# Start of MATERIAL

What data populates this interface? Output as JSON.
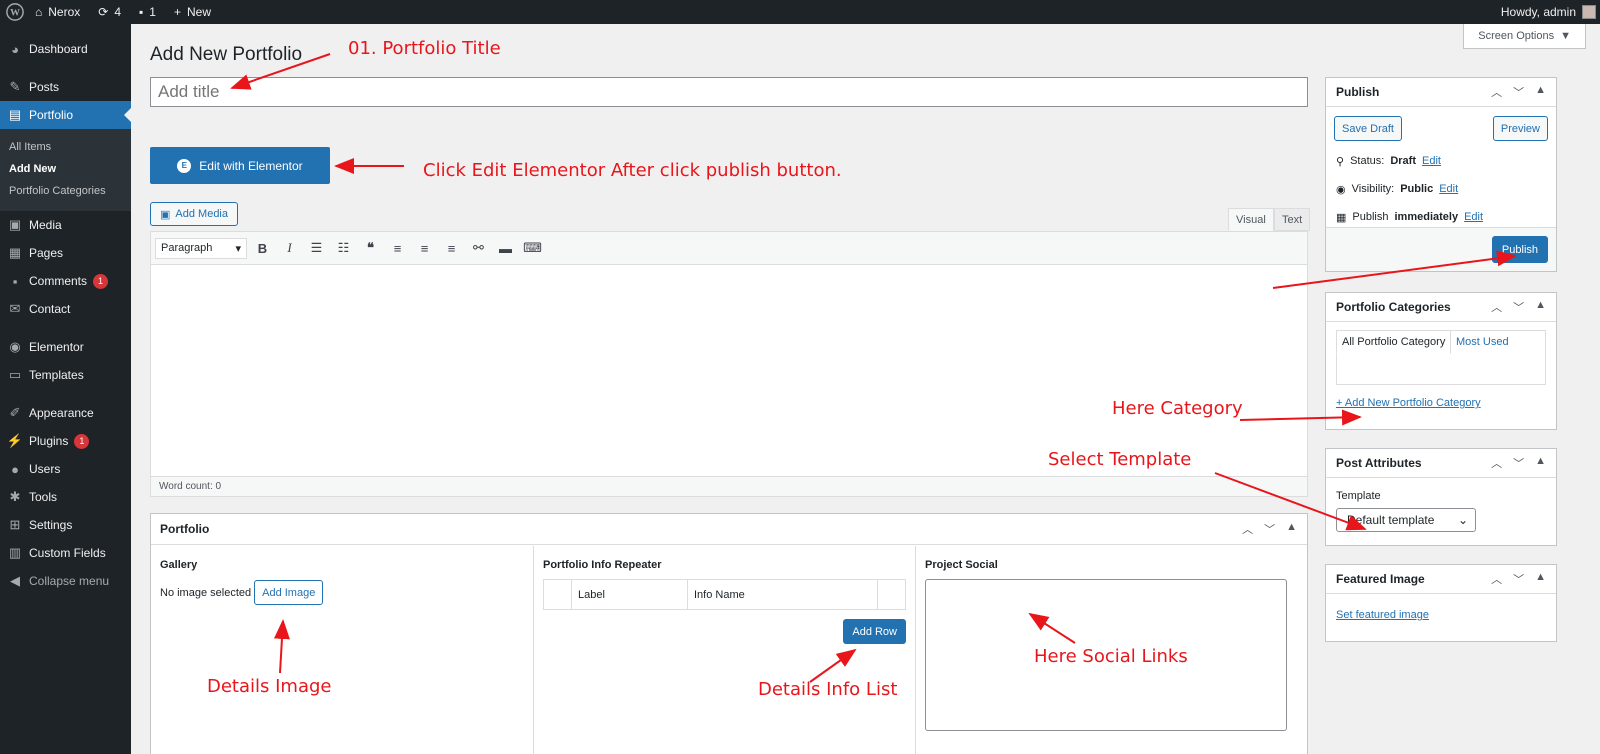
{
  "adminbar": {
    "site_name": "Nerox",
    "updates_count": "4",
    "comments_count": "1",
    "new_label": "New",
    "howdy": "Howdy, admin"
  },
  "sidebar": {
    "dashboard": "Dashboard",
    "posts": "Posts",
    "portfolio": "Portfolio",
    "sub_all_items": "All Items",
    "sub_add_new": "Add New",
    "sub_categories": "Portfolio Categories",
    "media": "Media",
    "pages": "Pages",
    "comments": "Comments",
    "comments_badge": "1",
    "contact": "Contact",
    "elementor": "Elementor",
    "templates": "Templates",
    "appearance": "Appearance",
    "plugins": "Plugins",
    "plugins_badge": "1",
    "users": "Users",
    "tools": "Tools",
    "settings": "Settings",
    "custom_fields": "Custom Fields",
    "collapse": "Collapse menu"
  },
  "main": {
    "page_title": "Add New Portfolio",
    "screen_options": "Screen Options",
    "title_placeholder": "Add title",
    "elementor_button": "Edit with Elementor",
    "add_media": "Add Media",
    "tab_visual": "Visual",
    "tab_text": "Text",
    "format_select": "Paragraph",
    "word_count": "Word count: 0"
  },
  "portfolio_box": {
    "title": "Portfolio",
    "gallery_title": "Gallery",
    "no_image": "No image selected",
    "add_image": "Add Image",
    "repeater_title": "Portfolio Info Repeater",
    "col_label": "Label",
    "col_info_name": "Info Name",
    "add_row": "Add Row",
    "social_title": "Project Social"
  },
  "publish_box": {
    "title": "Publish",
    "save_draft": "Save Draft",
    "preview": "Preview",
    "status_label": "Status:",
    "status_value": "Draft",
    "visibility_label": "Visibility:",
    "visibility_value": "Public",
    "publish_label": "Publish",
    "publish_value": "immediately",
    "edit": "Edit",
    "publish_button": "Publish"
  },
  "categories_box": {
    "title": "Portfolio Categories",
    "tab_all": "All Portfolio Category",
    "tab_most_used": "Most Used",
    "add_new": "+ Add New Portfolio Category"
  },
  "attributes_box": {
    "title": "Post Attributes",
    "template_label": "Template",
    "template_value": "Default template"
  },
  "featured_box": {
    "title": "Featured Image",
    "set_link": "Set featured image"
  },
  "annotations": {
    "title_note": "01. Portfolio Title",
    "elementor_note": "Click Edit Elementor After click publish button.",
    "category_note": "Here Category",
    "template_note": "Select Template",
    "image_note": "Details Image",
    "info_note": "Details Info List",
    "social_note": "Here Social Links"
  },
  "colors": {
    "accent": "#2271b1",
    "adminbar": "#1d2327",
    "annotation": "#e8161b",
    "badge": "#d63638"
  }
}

# End of MATERIAL
# Start of MATERIAL

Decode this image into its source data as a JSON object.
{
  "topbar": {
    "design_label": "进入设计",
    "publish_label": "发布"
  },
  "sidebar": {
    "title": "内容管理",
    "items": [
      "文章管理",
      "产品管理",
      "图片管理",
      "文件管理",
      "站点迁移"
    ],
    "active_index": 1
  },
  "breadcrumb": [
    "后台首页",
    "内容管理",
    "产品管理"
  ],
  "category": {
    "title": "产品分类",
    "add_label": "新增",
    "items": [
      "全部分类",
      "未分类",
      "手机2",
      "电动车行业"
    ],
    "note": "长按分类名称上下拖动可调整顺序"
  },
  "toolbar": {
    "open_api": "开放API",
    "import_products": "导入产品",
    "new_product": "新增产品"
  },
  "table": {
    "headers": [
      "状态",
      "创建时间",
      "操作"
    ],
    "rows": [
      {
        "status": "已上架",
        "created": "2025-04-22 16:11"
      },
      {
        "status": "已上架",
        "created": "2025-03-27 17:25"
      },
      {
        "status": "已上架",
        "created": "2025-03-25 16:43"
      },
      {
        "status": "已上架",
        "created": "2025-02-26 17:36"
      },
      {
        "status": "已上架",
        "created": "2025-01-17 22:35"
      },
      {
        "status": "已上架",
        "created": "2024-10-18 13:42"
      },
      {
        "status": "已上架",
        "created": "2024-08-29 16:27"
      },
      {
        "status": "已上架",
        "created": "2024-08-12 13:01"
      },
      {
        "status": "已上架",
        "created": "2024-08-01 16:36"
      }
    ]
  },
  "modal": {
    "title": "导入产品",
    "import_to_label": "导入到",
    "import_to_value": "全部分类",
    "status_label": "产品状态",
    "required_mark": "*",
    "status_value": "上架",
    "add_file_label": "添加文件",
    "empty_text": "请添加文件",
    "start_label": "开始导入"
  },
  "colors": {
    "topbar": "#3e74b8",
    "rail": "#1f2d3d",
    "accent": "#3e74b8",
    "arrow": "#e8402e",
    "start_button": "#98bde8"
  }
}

# End of MATERIAL
# Start of MATERIAL

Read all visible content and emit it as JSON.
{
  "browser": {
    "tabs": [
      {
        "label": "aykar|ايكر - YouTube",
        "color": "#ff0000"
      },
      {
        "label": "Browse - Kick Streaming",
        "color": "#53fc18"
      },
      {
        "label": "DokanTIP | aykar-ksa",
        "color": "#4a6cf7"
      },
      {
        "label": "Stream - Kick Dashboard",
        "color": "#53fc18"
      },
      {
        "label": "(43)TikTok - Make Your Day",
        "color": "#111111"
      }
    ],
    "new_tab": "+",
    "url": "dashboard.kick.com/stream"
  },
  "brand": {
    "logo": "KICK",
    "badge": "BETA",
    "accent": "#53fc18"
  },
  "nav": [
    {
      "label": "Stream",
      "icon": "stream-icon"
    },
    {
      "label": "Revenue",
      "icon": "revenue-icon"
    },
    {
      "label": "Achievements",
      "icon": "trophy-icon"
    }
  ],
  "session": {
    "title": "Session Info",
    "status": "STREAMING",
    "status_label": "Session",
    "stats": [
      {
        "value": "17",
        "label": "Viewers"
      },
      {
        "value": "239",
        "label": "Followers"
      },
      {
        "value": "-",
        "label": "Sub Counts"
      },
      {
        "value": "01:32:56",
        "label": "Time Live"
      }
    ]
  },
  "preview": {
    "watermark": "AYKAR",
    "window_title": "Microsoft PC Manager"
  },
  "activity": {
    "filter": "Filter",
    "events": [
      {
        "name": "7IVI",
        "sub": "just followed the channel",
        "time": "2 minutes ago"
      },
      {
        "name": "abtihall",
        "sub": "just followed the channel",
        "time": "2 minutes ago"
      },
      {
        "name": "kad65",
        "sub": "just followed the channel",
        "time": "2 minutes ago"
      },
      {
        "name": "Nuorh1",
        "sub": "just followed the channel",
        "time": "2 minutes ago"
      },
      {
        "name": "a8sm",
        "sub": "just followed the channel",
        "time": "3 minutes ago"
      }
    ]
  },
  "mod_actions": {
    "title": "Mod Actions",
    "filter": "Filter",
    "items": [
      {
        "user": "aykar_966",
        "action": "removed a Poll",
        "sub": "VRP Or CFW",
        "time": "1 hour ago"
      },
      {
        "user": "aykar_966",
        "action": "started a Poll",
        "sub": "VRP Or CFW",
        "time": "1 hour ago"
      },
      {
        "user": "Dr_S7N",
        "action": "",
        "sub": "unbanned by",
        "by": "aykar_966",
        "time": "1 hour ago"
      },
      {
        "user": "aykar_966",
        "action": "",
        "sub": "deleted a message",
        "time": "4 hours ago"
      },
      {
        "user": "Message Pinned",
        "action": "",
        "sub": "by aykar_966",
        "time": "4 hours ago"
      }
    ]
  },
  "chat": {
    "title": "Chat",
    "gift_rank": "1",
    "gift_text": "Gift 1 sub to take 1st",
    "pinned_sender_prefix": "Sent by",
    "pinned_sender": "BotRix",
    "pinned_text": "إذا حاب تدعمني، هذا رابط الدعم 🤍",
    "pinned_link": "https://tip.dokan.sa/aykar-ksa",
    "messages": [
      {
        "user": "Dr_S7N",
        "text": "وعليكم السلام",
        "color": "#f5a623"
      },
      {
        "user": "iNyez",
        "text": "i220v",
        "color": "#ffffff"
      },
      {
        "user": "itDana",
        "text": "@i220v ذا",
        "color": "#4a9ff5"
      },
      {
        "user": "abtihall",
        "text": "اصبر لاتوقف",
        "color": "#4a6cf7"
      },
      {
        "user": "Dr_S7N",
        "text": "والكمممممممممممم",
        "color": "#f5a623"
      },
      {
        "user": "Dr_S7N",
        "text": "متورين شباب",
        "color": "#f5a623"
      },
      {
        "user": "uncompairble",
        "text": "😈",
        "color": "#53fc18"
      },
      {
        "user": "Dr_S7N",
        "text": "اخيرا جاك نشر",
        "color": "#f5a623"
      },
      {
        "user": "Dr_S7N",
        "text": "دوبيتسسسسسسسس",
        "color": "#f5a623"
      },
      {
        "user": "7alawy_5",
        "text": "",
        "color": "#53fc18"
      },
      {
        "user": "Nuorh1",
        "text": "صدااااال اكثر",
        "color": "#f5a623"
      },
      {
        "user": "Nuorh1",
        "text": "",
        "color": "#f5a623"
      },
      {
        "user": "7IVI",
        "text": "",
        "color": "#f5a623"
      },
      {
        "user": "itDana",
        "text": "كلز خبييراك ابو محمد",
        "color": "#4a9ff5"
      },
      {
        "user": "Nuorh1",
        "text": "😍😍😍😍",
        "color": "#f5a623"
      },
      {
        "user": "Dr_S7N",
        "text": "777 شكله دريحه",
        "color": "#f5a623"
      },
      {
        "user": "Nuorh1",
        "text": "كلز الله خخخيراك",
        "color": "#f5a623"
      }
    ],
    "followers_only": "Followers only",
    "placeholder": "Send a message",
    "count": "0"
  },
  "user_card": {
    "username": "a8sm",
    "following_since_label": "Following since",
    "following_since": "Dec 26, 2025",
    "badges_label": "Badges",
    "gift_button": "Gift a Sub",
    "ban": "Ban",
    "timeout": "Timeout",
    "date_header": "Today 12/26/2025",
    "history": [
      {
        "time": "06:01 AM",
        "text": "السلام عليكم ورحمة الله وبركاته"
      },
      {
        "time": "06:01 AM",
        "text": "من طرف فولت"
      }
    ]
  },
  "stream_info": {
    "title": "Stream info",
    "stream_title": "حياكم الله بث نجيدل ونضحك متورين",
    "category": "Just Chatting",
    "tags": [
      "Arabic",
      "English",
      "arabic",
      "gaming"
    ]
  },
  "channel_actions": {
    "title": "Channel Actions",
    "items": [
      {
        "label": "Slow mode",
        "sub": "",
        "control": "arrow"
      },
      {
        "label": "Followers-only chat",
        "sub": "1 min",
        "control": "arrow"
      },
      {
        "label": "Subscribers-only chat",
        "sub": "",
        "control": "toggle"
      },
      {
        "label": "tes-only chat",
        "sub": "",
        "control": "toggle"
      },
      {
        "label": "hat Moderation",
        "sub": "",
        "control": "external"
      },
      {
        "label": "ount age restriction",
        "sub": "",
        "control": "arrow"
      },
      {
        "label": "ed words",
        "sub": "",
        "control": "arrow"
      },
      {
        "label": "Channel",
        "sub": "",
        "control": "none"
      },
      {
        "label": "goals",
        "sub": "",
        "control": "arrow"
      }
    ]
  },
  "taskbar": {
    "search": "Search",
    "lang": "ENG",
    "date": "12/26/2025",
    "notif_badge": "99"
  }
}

# End of MATERIAL

GIVEN EXERCISE: Filter the entries down to the lines with the word "created" in them.

SOLUTION TO THE EXERCISE:
        "created": "2025-04-22 16:11"
        "created": "2025-03-27 17:25"
        "created": "2025-03-25 16:43"
        "created": "2025-02-26 17:36"
        "created": "2025-01-17 22:35"
        "created": "2024-10-18 13:42"
        "created": "2024-08-29 16:27"
        "created": "2024-08-12 13:01"
        "created": "2024-08-01 16:36"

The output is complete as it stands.